What you are asked to do =
Rewrite the lines from the start through the line with "Text: 85.5%: 85.5%", changing "FancyBboxPatch" to "Rectangle" and leaving everything else unchanged.
-------- Data --------
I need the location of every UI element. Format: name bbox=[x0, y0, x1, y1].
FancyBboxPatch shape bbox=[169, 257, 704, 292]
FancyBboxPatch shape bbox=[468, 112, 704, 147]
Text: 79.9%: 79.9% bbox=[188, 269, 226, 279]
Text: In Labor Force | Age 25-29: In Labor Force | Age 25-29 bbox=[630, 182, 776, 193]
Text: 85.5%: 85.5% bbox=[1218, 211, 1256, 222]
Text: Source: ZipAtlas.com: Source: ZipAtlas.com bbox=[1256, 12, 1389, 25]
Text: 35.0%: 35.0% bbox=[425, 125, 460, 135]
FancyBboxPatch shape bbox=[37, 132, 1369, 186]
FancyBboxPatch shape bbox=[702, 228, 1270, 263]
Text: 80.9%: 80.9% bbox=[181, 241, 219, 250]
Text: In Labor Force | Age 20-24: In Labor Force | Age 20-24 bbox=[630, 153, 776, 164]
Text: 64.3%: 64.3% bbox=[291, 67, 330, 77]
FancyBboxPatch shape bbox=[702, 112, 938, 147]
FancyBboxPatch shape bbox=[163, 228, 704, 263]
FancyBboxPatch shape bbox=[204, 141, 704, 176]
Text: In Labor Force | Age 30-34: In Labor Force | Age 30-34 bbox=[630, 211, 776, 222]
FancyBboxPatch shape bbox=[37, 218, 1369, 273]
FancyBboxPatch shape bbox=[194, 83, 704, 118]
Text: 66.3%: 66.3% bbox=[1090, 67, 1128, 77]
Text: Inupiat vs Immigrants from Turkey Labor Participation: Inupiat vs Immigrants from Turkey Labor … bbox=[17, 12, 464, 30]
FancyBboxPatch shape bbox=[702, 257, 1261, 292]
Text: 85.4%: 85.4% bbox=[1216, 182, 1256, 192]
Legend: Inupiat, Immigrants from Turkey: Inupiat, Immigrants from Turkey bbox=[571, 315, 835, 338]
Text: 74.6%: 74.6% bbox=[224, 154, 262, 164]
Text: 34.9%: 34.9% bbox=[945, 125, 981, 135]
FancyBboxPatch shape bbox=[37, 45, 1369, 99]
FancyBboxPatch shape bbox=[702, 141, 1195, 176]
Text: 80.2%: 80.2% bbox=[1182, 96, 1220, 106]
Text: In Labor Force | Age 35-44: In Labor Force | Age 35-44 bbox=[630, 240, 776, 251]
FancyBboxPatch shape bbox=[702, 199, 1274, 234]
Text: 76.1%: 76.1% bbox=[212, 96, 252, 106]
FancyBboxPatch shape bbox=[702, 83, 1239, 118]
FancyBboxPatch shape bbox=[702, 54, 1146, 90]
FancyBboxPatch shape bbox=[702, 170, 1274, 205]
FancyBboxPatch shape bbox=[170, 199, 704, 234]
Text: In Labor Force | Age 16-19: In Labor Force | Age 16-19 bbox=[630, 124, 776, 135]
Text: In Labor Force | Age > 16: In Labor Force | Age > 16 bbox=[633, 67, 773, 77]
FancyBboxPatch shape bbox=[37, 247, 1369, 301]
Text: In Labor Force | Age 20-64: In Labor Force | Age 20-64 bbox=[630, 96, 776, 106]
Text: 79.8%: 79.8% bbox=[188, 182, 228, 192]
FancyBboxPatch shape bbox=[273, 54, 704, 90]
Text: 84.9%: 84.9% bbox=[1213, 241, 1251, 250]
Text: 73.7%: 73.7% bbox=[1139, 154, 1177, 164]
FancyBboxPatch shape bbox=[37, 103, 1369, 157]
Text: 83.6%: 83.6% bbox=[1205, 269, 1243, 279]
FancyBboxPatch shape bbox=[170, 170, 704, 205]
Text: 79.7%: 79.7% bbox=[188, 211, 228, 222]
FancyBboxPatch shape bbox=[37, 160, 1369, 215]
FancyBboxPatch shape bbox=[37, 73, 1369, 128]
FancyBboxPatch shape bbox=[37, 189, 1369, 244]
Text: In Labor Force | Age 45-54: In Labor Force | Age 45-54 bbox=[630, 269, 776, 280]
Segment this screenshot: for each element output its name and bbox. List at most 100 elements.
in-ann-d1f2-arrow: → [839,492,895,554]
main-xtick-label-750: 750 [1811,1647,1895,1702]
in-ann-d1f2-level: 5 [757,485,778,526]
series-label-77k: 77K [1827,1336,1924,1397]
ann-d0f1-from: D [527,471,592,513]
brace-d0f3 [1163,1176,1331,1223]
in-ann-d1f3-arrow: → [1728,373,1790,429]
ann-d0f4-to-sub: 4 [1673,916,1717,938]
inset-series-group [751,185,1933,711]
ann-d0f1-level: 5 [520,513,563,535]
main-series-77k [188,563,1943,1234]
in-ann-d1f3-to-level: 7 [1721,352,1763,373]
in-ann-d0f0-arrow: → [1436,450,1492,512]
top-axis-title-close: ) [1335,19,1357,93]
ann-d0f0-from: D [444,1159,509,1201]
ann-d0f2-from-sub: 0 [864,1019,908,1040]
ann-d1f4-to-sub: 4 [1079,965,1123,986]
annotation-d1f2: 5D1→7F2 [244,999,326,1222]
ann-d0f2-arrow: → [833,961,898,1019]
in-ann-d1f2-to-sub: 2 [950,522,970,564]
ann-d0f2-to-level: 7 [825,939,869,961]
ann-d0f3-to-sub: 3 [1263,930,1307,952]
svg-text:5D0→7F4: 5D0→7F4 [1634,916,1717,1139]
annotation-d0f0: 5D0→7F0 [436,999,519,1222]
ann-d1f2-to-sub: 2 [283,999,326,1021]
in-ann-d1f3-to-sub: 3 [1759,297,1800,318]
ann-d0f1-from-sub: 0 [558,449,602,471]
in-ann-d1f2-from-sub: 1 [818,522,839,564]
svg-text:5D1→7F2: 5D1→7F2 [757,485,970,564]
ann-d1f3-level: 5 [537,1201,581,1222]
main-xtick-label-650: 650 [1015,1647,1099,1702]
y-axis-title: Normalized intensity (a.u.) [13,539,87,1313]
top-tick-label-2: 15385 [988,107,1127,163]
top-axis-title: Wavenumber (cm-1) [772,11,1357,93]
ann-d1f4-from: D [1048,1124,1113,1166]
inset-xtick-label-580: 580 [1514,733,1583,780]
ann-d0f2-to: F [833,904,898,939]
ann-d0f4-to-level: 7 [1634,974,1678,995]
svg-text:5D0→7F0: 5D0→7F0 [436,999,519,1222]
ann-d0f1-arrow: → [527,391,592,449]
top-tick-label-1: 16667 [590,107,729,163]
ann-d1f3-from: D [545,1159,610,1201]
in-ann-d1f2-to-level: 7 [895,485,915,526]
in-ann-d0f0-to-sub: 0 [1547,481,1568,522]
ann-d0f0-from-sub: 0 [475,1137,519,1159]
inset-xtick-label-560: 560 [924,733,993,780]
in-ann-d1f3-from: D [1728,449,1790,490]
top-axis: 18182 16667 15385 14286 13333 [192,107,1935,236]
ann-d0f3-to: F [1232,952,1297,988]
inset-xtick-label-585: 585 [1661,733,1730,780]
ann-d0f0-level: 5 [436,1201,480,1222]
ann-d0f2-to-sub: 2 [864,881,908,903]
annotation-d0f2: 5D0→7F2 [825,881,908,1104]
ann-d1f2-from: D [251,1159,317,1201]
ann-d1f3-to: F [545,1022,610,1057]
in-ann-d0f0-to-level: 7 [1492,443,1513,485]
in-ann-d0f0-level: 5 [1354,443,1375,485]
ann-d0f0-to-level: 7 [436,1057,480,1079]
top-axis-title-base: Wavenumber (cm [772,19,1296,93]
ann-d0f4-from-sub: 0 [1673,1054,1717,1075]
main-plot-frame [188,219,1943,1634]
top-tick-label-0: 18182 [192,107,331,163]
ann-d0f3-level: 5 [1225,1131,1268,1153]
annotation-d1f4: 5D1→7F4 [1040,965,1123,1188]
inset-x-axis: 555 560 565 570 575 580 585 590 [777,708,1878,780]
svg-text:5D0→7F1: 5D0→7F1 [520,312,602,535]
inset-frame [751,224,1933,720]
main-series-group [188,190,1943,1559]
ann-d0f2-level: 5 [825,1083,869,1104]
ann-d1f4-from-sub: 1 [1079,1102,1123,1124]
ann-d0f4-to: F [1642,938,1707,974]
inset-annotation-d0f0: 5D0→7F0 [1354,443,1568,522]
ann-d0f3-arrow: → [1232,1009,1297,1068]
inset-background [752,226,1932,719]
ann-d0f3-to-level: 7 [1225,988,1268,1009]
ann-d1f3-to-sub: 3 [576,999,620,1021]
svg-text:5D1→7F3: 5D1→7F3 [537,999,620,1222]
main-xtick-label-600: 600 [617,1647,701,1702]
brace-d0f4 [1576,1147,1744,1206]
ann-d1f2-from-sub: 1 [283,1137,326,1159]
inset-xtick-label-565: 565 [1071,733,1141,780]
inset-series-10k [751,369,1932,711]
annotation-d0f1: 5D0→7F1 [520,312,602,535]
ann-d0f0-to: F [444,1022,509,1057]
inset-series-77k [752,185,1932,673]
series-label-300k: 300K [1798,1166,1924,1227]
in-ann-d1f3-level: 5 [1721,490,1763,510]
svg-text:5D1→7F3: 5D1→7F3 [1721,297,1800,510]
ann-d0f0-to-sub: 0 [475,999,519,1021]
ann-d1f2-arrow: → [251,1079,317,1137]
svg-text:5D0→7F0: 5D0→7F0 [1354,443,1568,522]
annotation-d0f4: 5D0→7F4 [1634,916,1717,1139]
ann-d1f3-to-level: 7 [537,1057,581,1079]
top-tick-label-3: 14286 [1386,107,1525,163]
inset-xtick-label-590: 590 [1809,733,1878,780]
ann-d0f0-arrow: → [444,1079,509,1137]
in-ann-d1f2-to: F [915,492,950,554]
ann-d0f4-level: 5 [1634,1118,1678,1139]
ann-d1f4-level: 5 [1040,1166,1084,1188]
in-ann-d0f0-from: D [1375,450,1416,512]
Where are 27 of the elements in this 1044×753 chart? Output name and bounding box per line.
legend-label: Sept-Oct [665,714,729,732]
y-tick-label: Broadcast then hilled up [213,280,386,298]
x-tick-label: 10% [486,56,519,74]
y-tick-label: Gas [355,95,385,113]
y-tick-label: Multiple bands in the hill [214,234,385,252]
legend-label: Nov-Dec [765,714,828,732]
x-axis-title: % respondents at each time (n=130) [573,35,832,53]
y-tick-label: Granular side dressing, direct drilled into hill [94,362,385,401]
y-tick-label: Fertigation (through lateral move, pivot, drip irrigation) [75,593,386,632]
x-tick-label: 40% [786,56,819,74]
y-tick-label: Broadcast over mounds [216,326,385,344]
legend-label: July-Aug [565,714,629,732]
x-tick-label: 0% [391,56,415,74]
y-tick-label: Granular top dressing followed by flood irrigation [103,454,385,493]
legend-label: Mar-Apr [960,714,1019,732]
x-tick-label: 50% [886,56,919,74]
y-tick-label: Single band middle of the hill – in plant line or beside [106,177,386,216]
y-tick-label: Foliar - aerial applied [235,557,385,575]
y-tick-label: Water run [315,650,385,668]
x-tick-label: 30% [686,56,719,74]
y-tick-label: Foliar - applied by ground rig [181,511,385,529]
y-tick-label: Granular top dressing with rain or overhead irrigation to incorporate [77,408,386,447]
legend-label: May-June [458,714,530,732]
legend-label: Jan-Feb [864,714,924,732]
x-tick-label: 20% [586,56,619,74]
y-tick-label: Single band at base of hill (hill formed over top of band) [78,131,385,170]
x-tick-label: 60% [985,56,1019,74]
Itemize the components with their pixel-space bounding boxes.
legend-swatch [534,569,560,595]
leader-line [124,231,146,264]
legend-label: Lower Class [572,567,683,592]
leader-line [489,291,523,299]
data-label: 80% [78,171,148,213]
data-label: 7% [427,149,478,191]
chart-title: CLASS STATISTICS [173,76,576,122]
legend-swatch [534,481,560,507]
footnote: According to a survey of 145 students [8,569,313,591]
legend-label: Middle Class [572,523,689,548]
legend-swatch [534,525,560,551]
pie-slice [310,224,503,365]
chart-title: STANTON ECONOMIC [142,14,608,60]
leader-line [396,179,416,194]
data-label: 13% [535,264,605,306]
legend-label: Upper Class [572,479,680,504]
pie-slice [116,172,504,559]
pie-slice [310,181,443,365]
--------
Response =
I need the location of every UI element. Format: name bbox=[x0, y0, x1, y1].
Rectangle shape bbox=[169, 257, 704, 292]
Rectangle shape bbox=[468, 112, 704, 147]
Text: 79.9%: 79.9% bbox=[188, 269, 226, 279]
Text: In Labor Force | Age 25-29: In Labor Force | Age 25-29 bbox=[630, 182, 776, 193]
Text: 85.5%: 85.5% bbox=[1218, 211, 1256, 222]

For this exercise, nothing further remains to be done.